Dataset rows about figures
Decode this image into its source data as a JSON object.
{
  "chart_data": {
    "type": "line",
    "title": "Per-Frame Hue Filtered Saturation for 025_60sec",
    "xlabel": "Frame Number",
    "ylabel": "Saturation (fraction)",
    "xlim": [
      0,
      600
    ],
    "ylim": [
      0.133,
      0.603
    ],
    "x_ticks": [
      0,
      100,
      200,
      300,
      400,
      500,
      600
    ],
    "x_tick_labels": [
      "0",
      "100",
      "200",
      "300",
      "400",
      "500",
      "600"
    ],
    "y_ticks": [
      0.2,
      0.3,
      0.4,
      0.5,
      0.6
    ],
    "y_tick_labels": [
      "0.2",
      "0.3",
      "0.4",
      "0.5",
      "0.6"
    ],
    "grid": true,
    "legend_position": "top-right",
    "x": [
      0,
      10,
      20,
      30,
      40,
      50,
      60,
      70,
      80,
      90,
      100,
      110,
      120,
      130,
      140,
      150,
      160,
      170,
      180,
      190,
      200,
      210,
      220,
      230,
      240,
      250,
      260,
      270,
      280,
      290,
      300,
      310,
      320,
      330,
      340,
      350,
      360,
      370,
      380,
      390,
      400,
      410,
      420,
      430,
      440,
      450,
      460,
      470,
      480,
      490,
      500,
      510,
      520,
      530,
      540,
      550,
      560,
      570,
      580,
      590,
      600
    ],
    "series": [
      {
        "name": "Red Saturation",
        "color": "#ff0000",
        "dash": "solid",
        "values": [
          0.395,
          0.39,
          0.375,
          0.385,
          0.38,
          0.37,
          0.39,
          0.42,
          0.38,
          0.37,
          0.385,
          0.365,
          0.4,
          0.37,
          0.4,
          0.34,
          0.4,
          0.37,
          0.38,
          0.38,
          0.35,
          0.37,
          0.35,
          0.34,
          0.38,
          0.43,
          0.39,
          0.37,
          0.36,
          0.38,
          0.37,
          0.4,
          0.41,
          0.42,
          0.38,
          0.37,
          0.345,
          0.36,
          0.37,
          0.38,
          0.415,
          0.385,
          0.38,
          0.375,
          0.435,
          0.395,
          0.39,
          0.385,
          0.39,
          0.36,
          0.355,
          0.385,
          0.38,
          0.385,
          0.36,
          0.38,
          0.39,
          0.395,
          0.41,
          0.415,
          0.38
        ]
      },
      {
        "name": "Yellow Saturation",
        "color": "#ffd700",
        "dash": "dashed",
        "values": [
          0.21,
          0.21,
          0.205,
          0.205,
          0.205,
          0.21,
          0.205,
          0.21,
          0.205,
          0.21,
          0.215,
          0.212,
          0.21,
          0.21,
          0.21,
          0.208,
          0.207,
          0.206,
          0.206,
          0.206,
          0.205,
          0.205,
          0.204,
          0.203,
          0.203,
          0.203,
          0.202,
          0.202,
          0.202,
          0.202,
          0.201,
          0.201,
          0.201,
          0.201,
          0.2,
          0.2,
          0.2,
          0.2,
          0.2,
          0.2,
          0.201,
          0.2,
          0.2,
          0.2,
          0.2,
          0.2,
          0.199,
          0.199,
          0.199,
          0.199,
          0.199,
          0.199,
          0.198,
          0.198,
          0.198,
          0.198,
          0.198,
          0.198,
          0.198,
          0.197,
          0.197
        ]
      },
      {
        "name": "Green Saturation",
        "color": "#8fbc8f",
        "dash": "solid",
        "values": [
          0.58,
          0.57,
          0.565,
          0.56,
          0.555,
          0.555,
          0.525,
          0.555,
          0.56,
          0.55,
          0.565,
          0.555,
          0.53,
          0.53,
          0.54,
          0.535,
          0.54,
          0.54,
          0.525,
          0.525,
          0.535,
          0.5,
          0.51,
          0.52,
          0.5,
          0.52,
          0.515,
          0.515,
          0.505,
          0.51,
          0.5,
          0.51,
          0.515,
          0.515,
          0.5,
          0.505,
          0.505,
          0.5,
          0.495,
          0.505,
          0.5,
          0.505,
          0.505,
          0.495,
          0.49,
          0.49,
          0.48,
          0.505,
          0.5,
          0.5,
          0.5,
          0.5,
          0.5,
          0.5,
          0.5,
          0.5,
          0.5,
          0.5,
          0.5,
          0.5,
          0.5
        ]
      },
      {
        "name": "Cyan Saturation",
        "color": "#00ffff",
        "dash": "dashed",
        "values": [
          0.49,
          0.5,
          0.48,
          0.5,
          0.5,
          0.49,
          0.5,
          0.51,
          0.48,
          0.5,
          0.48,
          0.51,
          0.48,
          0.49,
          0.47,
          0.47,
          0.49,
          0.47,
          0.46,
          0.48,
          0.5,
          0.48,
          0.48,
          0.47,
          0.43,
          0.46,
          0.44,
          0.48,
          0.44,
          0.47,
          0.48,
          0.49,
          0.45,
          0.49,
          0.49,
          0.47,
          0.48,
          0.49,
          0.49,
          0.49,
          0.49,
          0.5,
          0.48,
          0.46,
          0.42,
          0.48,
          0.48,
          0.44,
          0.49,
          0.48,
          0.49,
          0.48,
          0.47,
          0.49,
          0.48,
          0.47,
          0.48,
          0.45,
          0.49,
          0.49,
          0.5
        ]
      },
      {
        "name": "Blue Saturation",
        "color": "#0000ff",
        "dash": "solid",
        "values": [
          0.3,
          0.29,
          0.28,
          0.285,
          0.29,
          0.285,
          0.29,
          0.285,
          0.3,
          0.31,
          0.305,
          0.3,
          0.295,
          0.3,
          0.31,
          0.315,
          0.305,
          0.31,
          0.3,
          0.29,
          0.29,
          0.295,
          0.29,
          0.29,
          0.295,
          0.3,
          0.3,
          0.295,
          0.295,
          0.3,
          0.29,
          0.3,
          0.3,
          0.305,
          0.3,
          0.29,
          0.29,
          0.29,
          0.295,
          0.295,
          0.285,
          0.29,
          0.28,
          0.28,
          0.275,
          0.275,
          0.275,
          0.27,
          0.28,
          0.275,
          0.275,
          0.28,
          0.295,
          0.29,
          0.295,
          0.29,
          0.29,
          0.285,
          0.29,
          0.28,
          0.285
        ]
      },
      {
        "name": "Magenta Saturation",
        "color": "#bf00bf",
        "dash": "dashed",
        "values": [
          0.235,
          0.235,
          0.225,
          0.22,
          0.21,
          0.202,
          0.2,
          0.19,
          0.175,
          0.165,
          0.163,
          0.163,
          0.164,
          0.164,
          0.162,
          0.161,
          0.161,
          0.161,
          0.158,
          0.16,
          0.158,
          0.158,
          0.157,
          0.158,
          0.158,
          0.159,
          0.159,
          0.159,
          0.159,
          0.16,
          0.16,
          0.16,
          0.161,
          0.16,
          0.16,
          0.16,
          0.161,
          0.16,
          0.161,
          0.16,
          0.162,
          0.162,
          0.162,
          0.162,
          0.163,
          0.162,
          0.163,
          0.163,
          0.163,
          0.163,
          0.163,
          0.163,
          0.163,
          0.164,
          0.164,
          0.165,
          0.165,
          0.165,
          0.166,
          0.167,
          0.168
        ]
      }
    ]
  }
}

• [Written problem] Every record should be repeated exactly; please leave none out.

• [Written solution]
Decode this image into its source data as a JSON object.
{
  "chart_data": {
    "type": "line",
    "title": "Per-Frame Hue Filtered Saturation for 025_60sec",
    "xlabel": "Frame Number",
    "ylabel": "Saturation (fraction)",
    "xlim": [
      0,
      600
    ],
    "ylim": [
      0.133,
      0.603
    ],
    "x_ticks": [
      0,
      100,
      200,
      300,
      400,
      500,
      600
    ],
    "x_tick_labels": [
      "0",
      "100",
      "200",
      "300",
      "400",
      "500",
      "600"
    ],
    "y_ticks": [
      0.2,
      0.3,
      0.4,
      0.5,
      0.6
    ],
    "y_tick_labels": [
      "0.2",
      "0.3",
      "0.4",
      "0.5",
      "0.6"
    ],
    "grid": true,
    "legend_position": "top-right",
    "x": [
      0,
      10,
      20,
      30,
      40,
      50,
      60,
      70,
      80,
      90,
      100,
      110,
      120,
      130,
      140,
      150,
      160,
      170,
      180,
      190,
      200,
      210,
      220,
      230,
      240,
      250,
      260,
      270,
      280,
      290,
      300,
      310,
      320,
      330,
      340,
      350,
      360,
      370,
      380,
      390,
      400,
      410,
      420,
      430,
      440,
      450,
      460,
      470,
      480,
      490,
      500,
      510,
      520,
      530,
      540,
      550,
      560,
      570,
      580,
      590,
      600
    ],
    "series": [
      {
        "name": "Red Saturation",
        "color": "#ff0000",
        "dash": "solid",
        "values": [
          0.395,
          0.39,
          0.375,
          0.385,
          0.38,
          0.37,
          0.39,
          0.42,
          0.38,
          0.37,
          0.385,
          0.365,
          0.4,
          0.37,
          0.4,
          0.34,
          0.4,
          0.37,
          0.38,
          0.38,
          0.35,
          0.37,
          0.35,
          0.34,
          0.38,
          0.43,
          0.39,
          0.37,
          0.36,
          0.38,
          0.37,
          0.4,
          0.41,
          0.42,
          0.38,
          0.37,
          0.345,
          0.36,
          0.37,
          0.38,
          0.415,
          0.385,
          0.38,
          0.375,
          0.435,
          0.395,
          0.39,
          0.385,
          0.39,
          0.36,
          0.355,
          0.385,
          0.38,
          0.385,
          0.36,
          0.38,
          0.39,
          0.395,
          0.41,
          0.415,
          0.38
        ]
      },
      {
        "name": "Yellow Saturation",
        "color": "#ffd700",
        "dash": "dashed",
        "values": [
          0.21,
          0.21,
          0.205,
          0.205,
          0.205,
          0.21,
          0.205,
          0.21,
          0.205,
          0.21,
          0.215,
          0.212,
          0.21,
          0.21,
          0.21,
          0.208,
          0.207,
          0.206,
          0.206,
          0.206,
          0.205,
          0.205,
          0.204,
          0.203,
          0.203,
          0.203,
          0.202,
          0.202,
          0.202,
          0.202,
          0.201,
          0.201,
          0.201,
          0.201,
          0.2,
          0.2,
          0.2,
          0.2,
          0.2,
          0.2,
          0.201,
          0.2,
          0.2,
          0.2,
          0.2,
          0.2,
          0.199,
          0.199,
          0.199,
          0.199,
          0.199,
          0.199,
          0.198,
          0.198,
          0.198,
          0.198,
          0.198,
          0.198,
          0.198,
          0.197,
          0.197
        ]
      },
      {
        "name": "Green Saturation",
        "color": "#8fbc8f",
        "dash": "solid",
        "values": [
          0.58,
          0.57,
          0.565,
          0.56,
          0.555,
          0.555,
          0.525,
          0.555,
          0.56,
          0.55,
          0.565,
          0.555,
          0.53,
          0.53,
          0.54,
          0.535,
          0.54,
          0.54,
          0.525,
          0.525,
          0.535,
          0.5,
          0.51,
          0.52,
          0.5,
          0.52,
          0.515,
          0.515,
          0.505,
          0.51,
          0.5,
          0.51,
          0.515,
          0.515,
          0.5,
          0.505,
          0.505,
          0.5,
          0.495,
          0.505,
          0.5,
          0.505,
          0.505,
          0.495,
          0.49,
          0.49,
          0.48,
          0.505,
          0.5,
          0.5,
          0.5,
          0.5,
          0.5,
          0.5,
          0.5,
          0.5,
          0.5,
          0.5,
          0.5,
          0.5,
          0.5
        ]
      },
      {
        "name": "Cyan Saturation",
        "color": "#00ffff",
        "dash": "dashed",
        "values": [
          0.49,
          0.5,
          0.48,
          0.5,
          0.5,
          0.49,
          0.5,
          0.51,
          0.48,
          0.5,
          0.48,
          0.51,
          0.48,
          0.49,
          0.47,
          0.47,
          0.49,
          0.47,
          0.46,
          0.48,
          0.5,
          0.48,
          0.48,
          0.47,
          0.43,
          0.46,
          0.44,
          0.48,
          0.44,
          0.47,
          0.48,
          0.49,
          0.45,
          0.49,
          0.49,
          0.47,
          0.48,
          0.49,
          0.49,
          0.49,
          0.49,
          0.5,
          0.48,
          0.46,
          0.42,
          0.48,
          0.48,
          0.44,
          0.49,
          0.48,
          0.49,
          0.48,
          0.47,
          0.49,
          0.48,
          0.47,
          0.48,
          0.45,
          0.49,
          0.49,
          0.5
        ]
      },
      {
        "name": "Blue Saturation",
        "color": "#0000ff",
        "dash": "solid",
        "values": [
          0.3,
          0.29,
          0.28,
          0.285,
          0.29,
          0.285,
          0.29,
          0.285,
          0.3,
          0.31,
          0.305,
          0.3,
          0.295,
          0.3,
          0.31,
          0.315,
          0.305,
          0.31,
          0.3,
          0.29,
          0.29,
          0.295,
          0.29,
          0.29,
          0.295,
          0.3,
          0.3,
          0.295,
          0.295,
          0.3,
          0.29,
          0.3,
          0.3,
          0.305,
          0.3,
          0.29,
          0.29,
          0.29,
          0.295,
          0.295,
          0.285,
          0.29,
          0.28,
          0.28,
          0.275,
          0.275,
          0.275,
          0.27,
          0.28,
          0.275,
          0.275,
          0.28,
          0.295,
          0.29,
          0.295,
          0.29,
          0.29,
          0.285,
          0.29,
          0.28,
          0.285
        ]
      },
      {
        "name": "Magenta Saturation",
        "color": "#bf00bf",
        "dash": "dashed",
        "values": [
          0.235,
          0.235,
          0.225,
          0.22,
          0.21,
          0.202,
          0.2,
          0.19,
          0.175,
          0.165,
          0.163,
          0.163,
          0.164,
          0.164,
          0.162,
          0.161,
          0.161,
          0.161,
          0.158,
          0.16,
          0.158,
          0.158,
          0.157,
          0.158,
          0.158,
          0.159,
          0.159,
          0.159,
          0.159,
          0.16,
          0.16,
          0.16,
          0.161,
          0.16,
          0.16,
          0.16,
          0.161,
          0.16,
          0.161,
          0.16,
          0.162,
          0.162,
          0.162,
          0.162,
          0.163,
          0.162,
          0.163,
          0.163,
          0.163,
          0.163,
          0.163,
          0.163,
          0.163,
          0.164,
          0.164,
          0.165,
          0.165,
          0.165,
          0.166,
          0.167,
          0.168
        ]
      }
    ]
  }
}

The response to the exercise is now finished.